• [Required work]: For this exercise, copy out each line of the material below that includes "электронного".
─── Supplied records ───
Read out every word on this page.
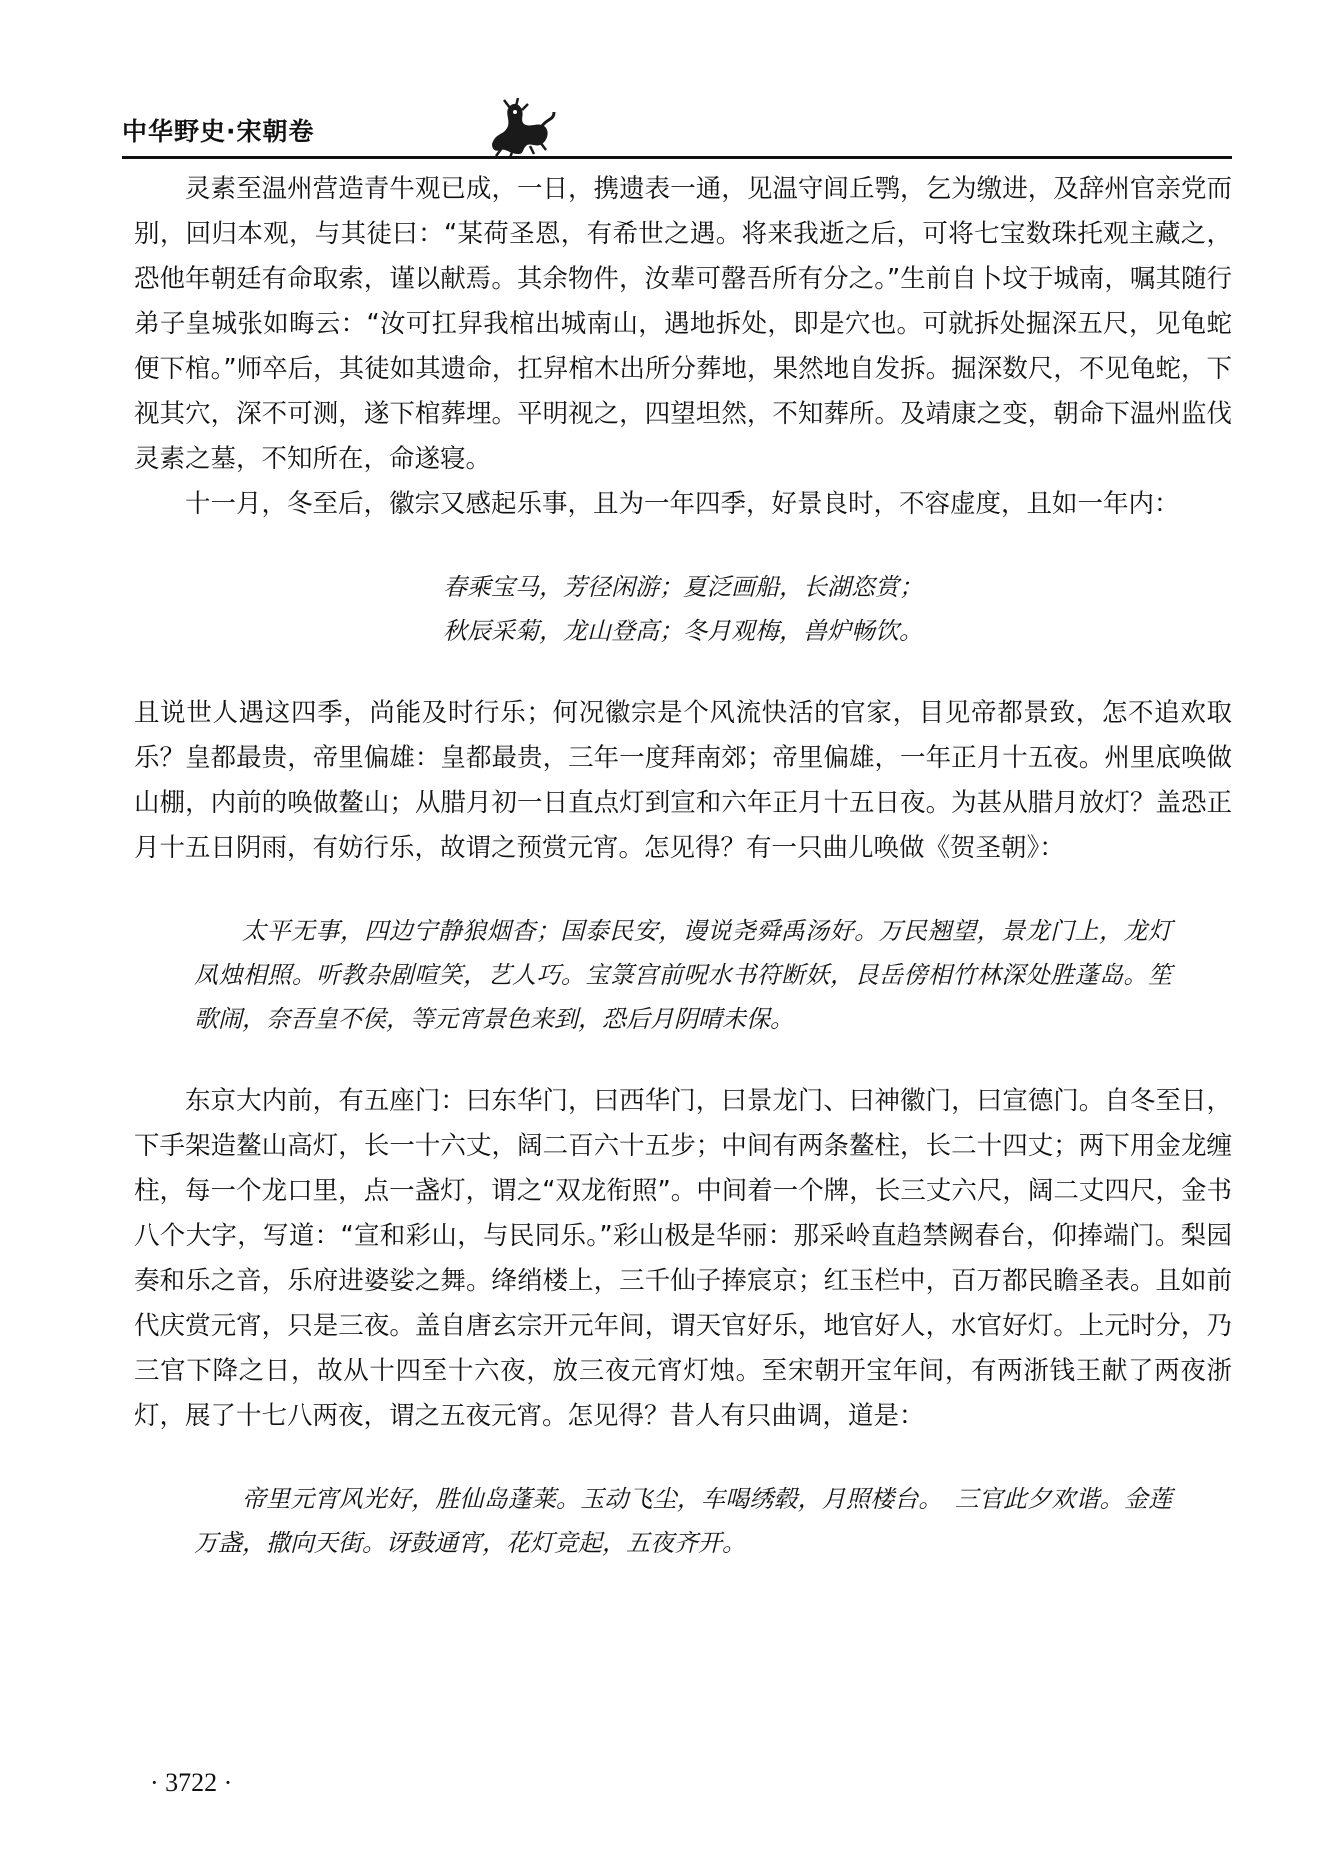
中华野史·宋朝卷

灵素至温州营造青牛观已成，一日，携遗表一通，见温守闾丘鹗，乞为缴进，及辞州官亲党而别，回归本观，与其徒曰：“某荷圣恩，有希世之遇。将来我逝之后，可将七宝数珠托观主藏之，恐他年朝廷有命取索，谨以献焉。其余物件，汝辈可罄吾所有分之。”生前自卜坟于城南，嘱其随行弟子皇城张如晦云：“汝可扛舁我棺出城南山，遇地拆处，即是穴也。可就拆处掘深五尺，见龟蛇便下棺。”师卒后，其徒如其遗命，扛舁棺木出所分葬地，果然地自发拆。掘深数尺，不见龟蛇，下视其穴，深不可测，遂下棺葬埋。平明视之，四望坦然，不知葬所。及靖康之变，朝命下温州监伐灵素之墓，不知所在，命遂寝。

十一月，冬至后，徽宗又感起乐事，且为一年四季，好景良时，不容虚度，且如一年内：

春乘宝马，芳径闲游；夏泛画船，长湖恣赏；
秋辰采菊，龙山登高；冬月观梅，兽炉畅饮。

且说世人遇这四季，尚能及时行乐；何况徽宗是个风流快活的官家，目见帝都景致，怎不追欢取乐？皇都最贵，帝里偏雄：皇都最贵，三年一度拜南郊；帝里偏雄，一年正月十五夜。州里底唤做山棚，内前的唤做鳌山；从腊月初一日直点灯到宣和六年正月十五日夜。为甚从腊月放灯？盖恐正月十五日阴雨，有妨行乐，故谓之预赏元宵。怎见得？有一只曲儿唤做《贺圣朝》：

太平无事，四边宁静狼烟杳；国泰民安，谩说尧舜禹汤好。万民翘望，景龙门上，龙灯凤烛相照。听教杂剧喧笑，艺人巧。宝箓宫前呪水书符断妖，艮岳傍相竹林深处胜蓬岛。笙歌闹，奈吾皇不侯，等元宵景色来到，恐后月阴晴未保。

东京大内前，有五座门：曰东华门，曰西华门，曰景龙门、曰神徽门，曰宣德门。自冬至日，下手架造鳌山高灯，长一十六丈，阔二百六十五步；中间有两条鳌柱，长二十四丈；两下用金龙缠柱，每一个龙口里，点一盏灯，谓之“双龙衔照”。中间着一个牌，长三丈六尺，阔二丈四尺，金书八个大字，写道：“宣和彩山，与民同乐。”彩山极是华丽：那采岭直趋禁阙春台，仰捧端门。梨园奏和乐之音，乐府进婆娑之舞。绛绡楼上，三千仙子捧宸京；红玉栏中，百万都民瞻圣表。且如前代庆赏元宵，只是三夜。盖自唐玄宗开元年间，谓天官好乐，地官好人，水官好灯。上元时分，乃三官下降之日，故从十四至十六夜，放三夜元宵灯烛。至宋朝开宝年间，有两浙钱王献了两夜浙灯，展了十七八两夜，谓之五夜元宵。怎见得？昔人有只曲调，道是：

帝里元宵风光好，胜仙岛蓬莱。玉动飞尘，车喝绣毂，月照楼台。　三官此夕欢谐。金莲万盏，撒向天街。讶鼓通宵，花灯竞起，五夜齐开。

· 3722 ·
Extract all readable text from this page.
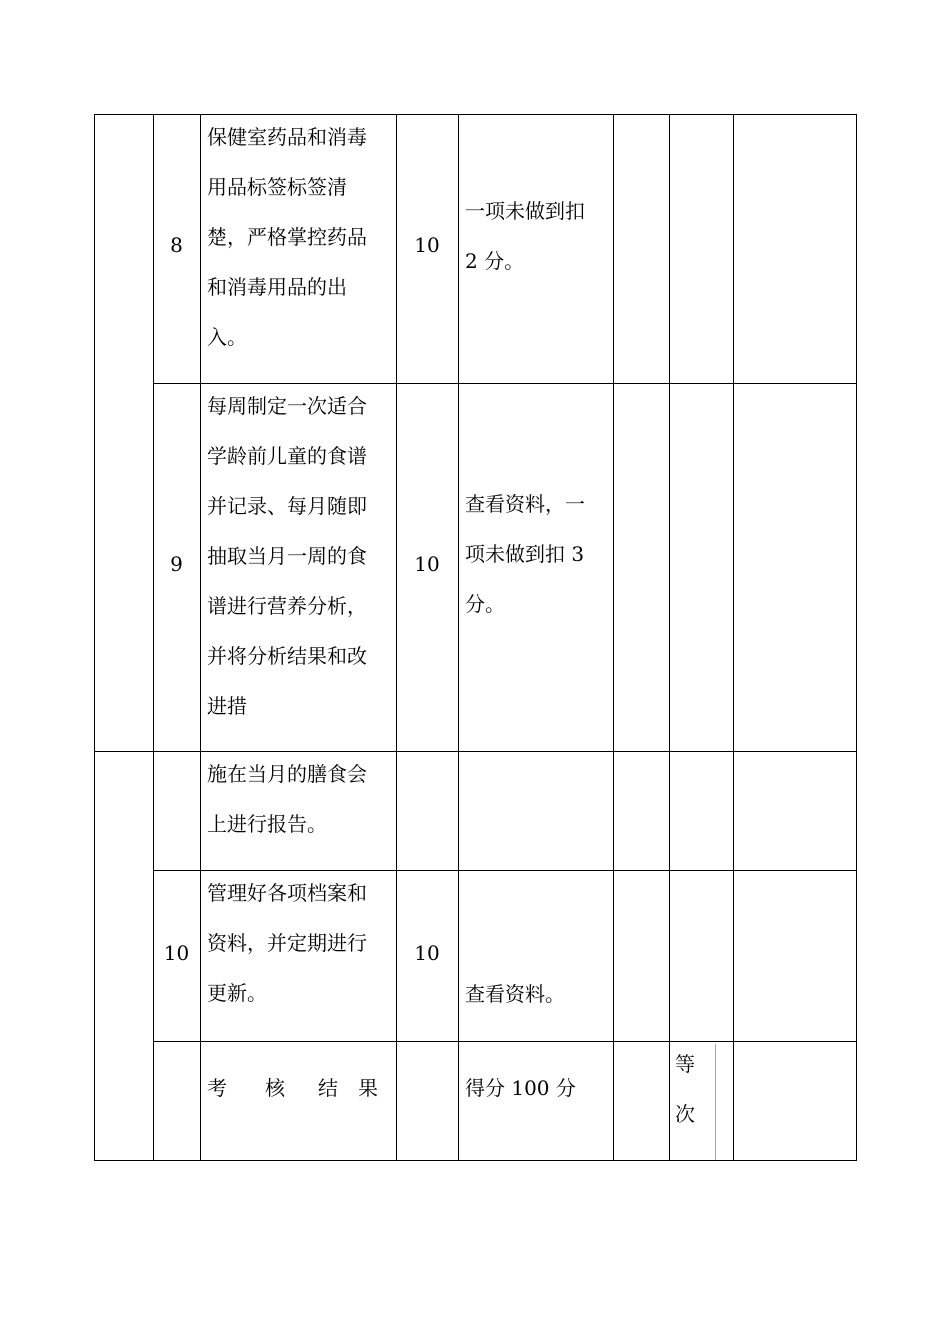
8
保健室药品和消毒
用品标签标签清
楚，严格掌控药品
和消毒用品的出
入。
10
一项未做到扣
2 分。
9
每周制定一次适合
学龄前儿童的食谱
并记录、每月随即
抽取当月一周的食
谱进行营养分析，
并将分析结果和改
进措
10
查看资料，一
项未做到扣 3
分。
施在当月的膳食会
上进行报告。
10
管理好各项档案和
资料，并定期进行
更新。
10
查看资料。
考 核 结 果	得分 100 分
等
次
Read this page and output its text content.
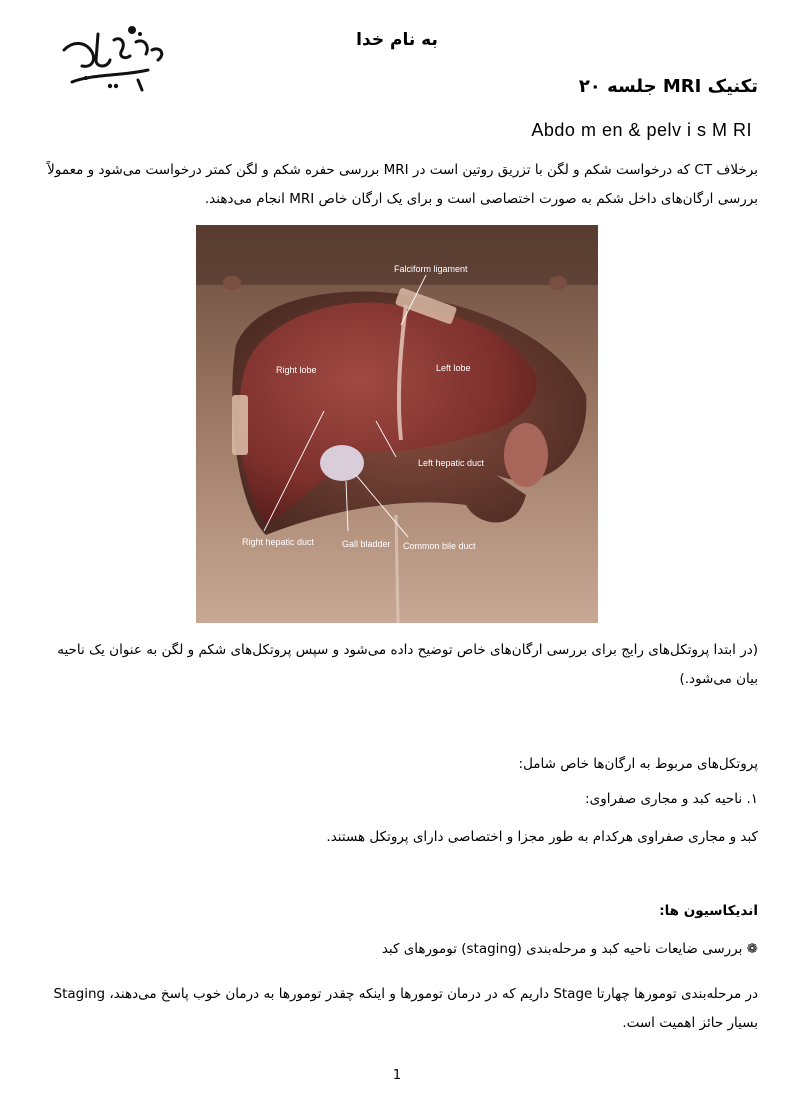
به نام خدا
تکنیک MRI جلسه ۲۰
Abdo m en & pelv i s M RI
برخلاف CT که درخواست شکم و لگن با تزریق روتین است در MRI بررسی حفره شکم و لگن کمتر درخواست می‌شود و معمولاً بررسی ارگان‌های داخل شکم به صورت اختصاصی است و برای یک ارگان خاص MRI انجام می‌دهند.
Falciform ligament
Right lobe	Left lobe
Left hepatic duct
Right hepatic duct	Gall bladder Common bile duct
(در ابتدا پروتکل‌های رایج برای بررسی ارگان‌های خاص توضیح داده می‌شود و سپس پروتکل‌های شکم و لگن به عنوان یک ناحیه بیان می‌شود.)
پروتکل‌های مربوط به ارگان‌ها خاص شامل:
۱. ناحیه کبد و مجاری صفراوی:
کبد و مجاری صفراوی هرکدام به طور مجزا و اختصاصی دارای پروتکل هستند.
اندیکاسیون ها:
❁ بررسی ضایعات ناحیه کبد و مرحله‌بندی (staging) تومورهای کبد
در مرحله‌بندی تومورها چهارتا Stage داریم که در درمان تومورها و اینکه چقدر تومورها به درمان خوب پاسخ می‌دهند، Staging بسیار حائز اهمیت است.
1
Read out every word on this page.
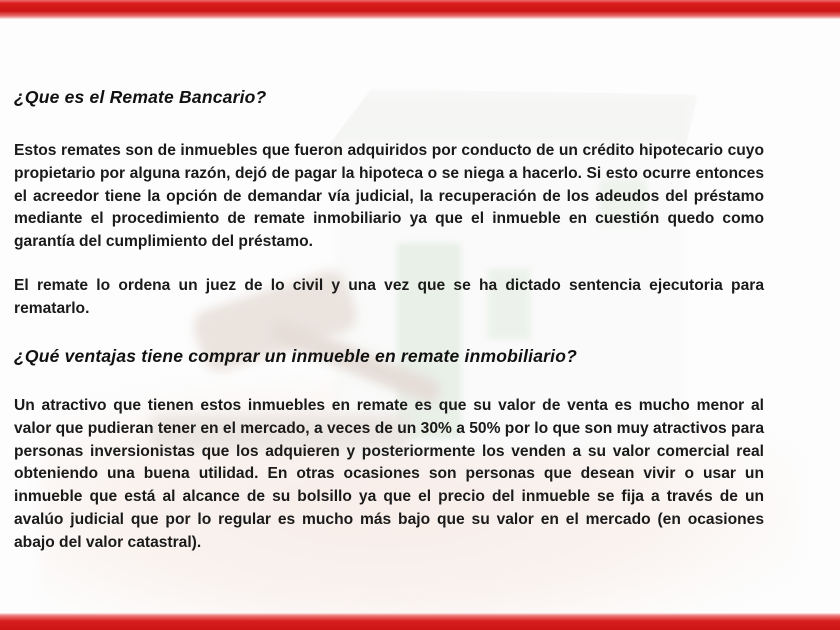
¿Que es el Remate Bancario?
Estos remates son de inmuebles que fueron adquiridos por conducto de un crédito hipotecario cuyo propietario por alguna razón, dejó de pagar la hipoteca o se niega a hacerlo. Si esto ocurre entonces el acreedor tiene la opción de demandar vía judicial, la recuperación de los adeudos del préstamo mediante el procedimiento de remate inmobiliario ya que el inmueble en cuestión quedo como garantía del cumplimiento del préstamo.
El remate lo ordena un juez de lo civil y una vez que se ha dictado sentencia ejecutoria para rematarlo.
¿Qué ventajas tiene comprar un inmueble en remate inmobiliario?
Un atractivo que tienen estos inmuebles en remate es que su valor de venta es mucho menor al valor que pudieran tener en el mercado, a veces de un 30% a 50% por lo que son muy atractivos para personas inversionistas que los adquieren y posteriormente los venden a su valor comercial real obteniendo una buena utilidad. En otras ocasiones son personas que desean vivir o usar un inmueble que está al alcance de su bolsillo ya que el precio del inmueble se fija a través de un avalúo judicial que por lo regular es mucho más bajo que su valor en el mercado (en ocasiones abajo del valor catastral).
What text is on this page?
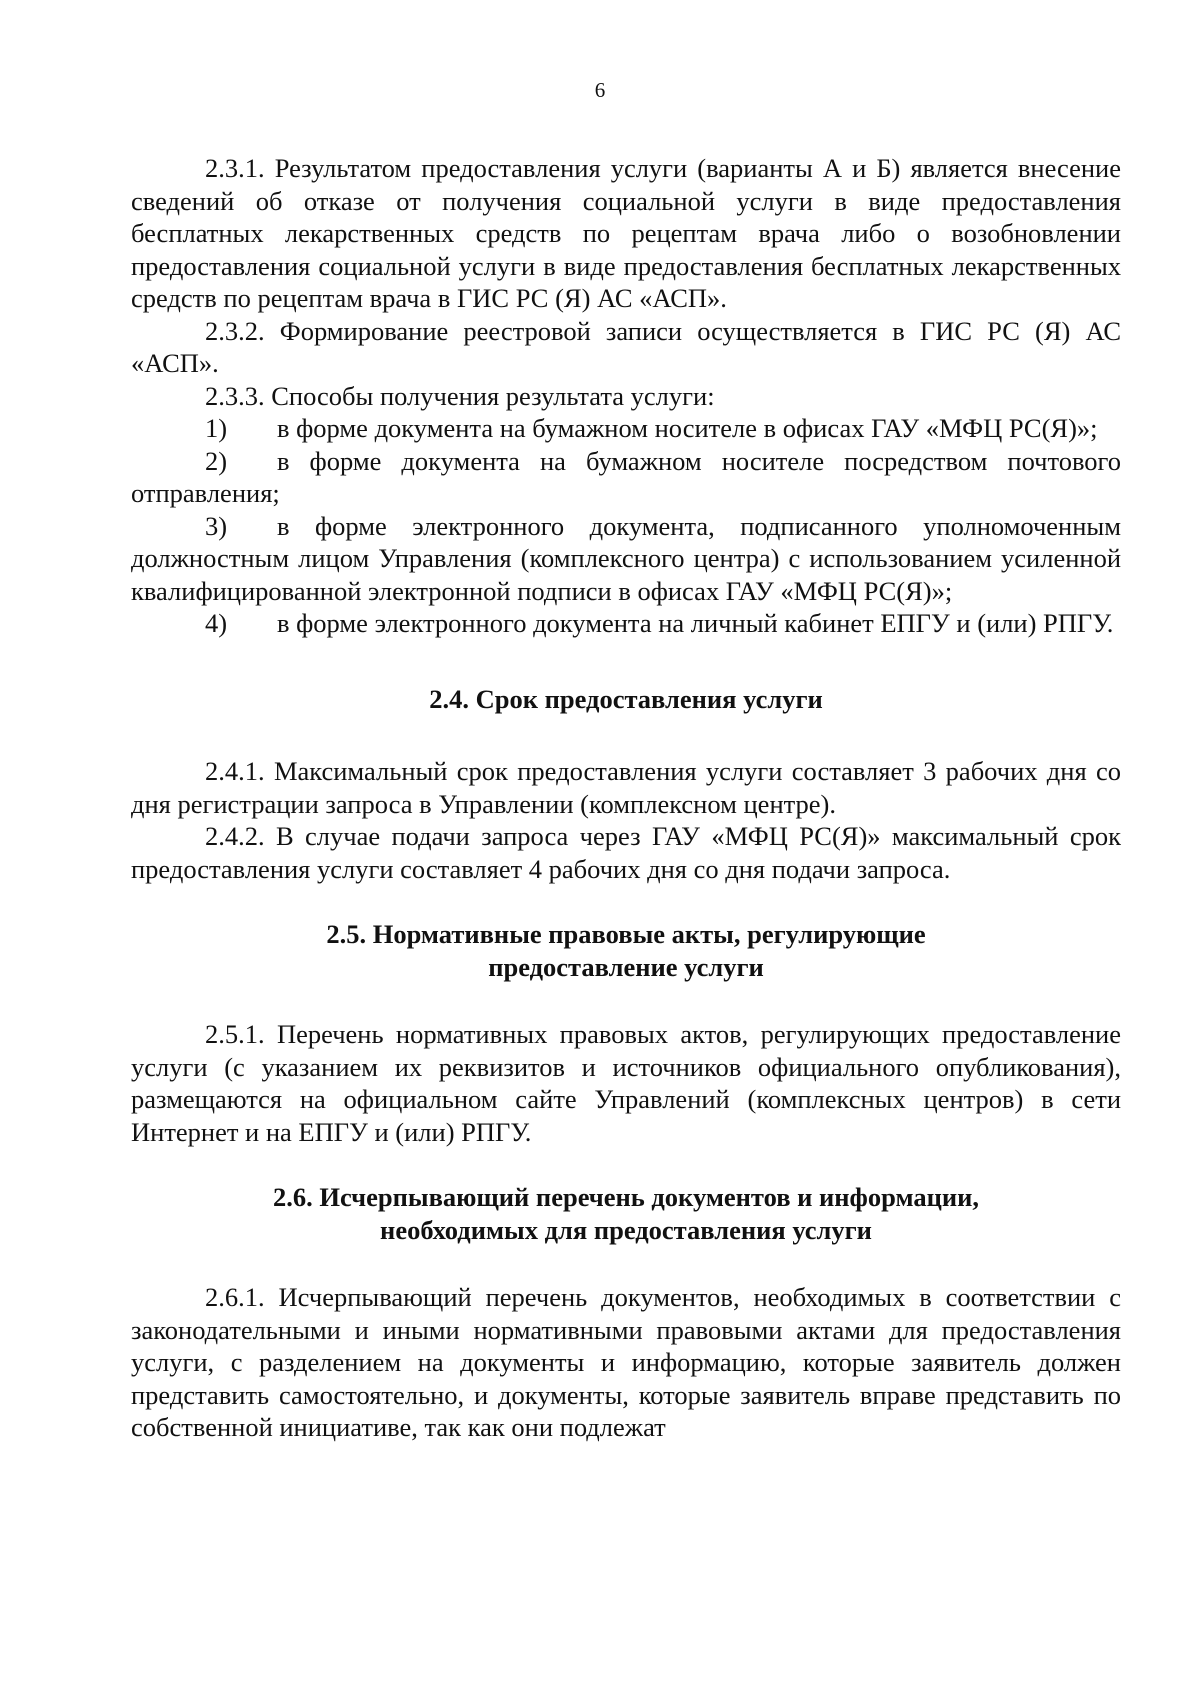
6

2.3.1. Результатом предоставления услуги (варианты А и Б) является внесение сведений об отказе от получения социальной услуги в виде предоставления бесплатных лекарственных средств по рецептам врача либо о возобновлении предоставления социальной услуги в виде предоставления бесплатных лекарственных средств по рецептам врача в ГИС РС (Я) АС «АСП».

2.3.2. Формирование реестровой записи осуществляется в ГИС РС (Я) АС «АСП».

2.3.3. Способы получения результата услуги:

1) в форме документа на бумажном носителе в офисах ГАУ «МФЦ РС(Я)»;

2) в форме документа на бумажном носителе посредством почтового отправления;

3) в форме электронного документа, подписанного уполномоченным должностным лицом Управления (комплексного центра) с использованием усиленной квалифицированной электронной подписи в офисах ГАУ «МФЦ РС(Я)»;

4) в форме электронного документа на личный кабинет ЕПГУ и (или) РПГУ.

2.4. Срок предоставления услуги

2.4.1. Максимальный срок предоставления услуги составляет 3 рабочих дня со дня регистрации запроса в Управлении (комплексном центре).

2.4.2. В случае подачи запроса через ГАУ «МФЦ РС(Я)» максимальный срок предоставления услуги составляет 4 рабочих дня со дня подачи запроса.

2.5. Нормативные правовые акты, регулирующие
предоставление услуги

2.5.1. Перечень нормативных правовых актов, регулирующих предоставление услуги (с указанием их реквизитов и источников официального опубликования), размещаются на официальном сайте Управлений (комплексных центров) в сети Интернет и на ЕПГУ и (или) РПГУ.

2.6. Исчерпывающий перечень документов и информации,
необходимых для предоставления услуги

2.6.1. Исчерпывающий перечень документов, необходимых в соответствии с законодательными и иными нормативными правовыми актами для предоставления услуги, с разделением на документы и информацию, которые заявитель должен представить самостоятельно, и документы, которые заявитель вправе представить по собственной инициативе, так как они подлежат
───
• [Response to this task]:
3) в форме электронного документа, подписанного уполномоченным должностным лицом Управления (комплексного центра) с использованием усиленной квалифицированной электронной подписи в офисах ГАУ «МФЦ РС(Я)»;
4) в форме электронного документа на личный кабинет ЕПГУ и (или) РПГУ.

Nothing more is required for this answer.